Pictures do not belong in your copy. Repeat all the other data exactly.

——

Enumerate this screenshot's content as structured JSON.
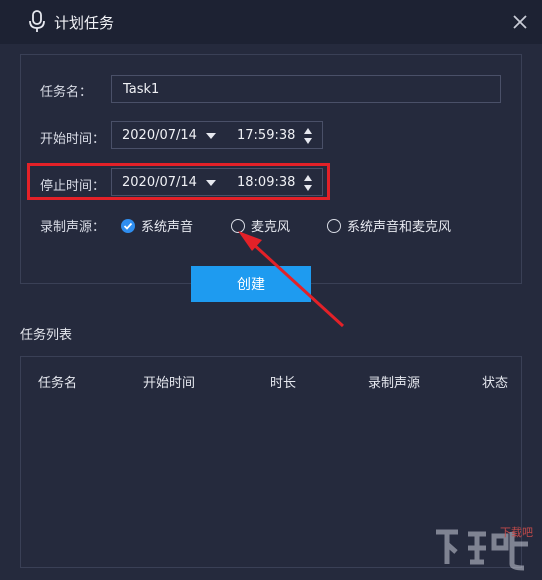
{
  "window": {
    "title": "计划任务",
    "icons": {
      "title": "microphone-icon",
      "close": "close-icon"
    }
  },
  "form": {
    "task_name_label": "任务名：",
    "task_name_value": "Task1",
    "start_label": "开始时间：",
    "start_date": "2020/07/14",
    "start_time": "17:59:38",
    "stop_label": "停止时间：",
    "stop_date": "2020/07/14",
    "stop_time": "18:09:38",
    "source_label": "录制声源：",
    "sources": [
      {
        "label": "系统声音",
        "selected": true
      },
      {
        "label": "麦克风",
        "selected": false
      },
      {
        "label": "系统声音和麦克风",
        "selected": false
      }
    ],
    "create_label": "创建"
  },
  "task_list": {
    "title": "任务列表",
    "columns": [
      "任务名",
      "开始时间",
      "时长",
      "录制声源",
      "状态"
    ]
  },
  "watermark": {
    "text": "下载吧"
  },
  "colors": {
    "accent": "#1e9bf0",
    "highlight": "#e32128",
    "bg": "#252a3d",
    "titlebar": "#1d2233"
  }
}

——

| RIGHT ANSWER |
Enumerate this screenshot's content as structured JSON.
{
  "window": {
    "title": "计划任务",
    "icons": {
      "title": "microphone-icon",
      "close": "close-icon"
    }
  },
  "form": {
    "task_name_label": "任务名：",
    "task_name_value": "Task1",
    "start_label": "开始时间：",
    "start_date": "2020/07/14",
    "start_time": "17:59:38",
    "stop_label": "停止时间：",
    "stop_date": "2020/07/14",
    "stop_time": "18:09:38",
    "source_label": "录制声源：",
    "sources": [
      {
        "label": "系统声音",
        "selected": true
      },
      {
        "label": "麦克风",
        "selected": false
      },
      {
        "label": "系统声音和麦克风",
        "selected": false
      }
    ],
    "create_label": "创建"
  },
  "task_list": {
    "title": "任务列表",
    "columns": [
      "任务名",
      "开始时间",
      "时长",
      "录制声源",
      "状态"
    ]
  },
  "watermark": {
    "text": "下载吧"
  },
  "colors": {
    "accent": "#1e9bf0",
    "highlight": "#e32128",
    "bg": "#252a3d",
    "titlebar": "#1d2233"
  }
}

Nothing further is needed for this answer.